Task statement: Word for word, print each line of the listing below; pictures stay out.

★ ★ ★ ★

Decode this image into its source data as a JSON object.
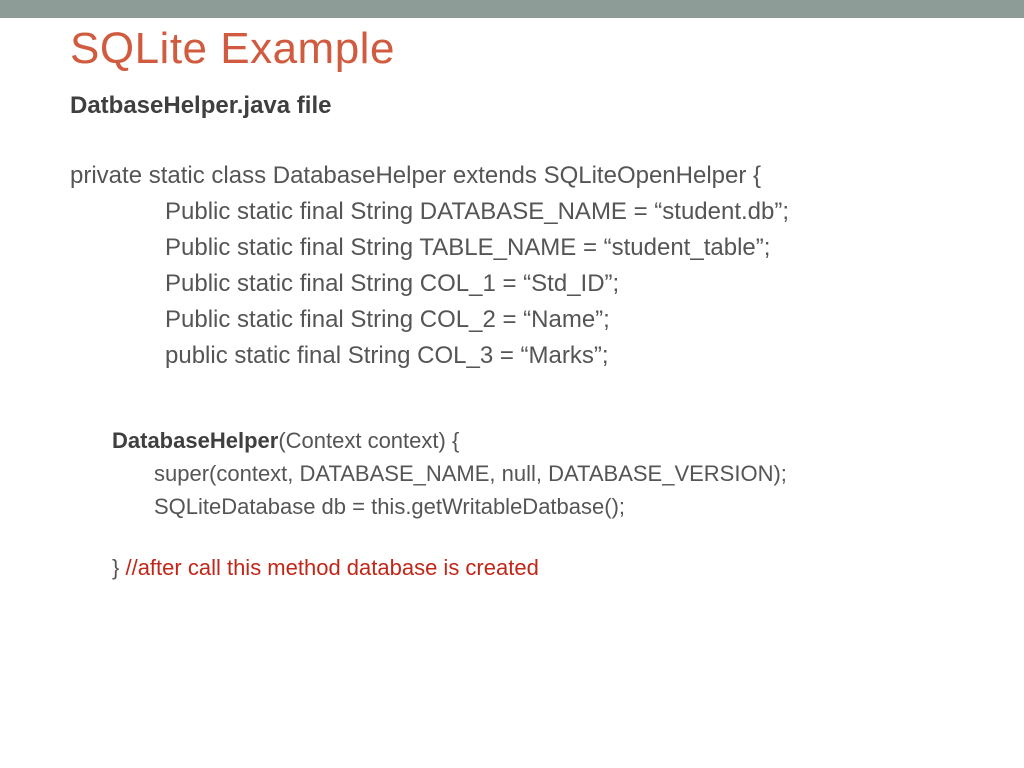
{
  "title": "SQLite Example",
  "subtitle": "DatbaseHelper.java file",
  "code": {
    "line1": "private static class DatabaseHelper extends SQLiteOpenHelper {",
    "line2": "Public static final String DATABASE_NAME = “student.db”;",
    "line3": "Public static final String TABLE_NAME = “student_table”;",
    "line4": "Public static final String COL_1 = “Std_ID”;",
    "line5": "Public static final String COL_2 = “Name”;",
    "line6": "public static final String COL_3 = “Marks”;"
  },
  "ctor": {
    "name": "DatabaseHelper",
    "sig": "(Context context) {",
    "body1": "super(context, DATABASE_NAME, null, DATABASE_VERSION);",
    "body2": "SQLiteDatabase db = this.getWritableDatbase();",
    "close": "}",
    "comment": "  //after call this method database is created"
  }
}
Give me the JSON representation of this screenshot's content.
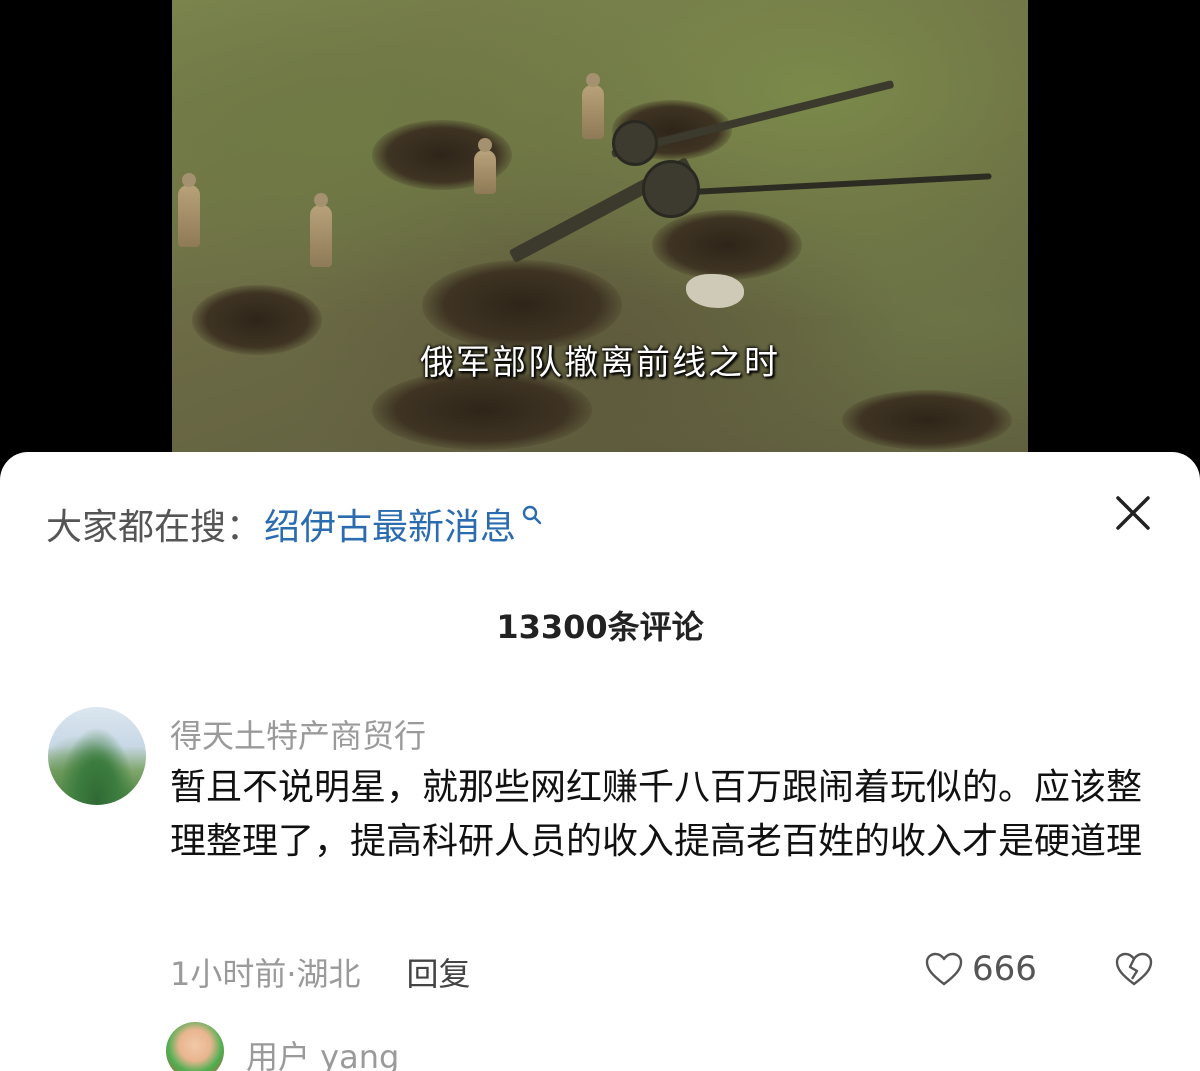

★ ★ ★ ★

Full answer:
Decode this image into its source data as a JSON object.
{
  "title": "SQLite Example",
  "subtitle": "DatbaseHelper.java file",
  "code": {
    "line1": "private static class DatabaseHelper extends SQLiteOpenHelper {",
    "line2": "Public static final String DATABASE_NAME = “student.db”;",
    "line3": "Public static final String TABLE_NAME = “student_table”;",
    "line4": "Public static final String COL_1 = “Std_ID”;",
    "line5": "Public static final String COL_2 = “Name”;",
    "line6": "public static final String COL_3 = “Marks”;"
  },
  "ctor": {
    "name": "DatabaseHelper",
    "sig": "(Context context) {",
    "body1": "super(context, DATABASE_NAME, null, DATABASE_VERSION);",
    "body2": "SQLiteDatabase db = this.getWritableDatbase();",
    "close": "}",
    "comment": "  //after call this method database is created"
  }
}
Give me the JSON representation of this screenshot's content.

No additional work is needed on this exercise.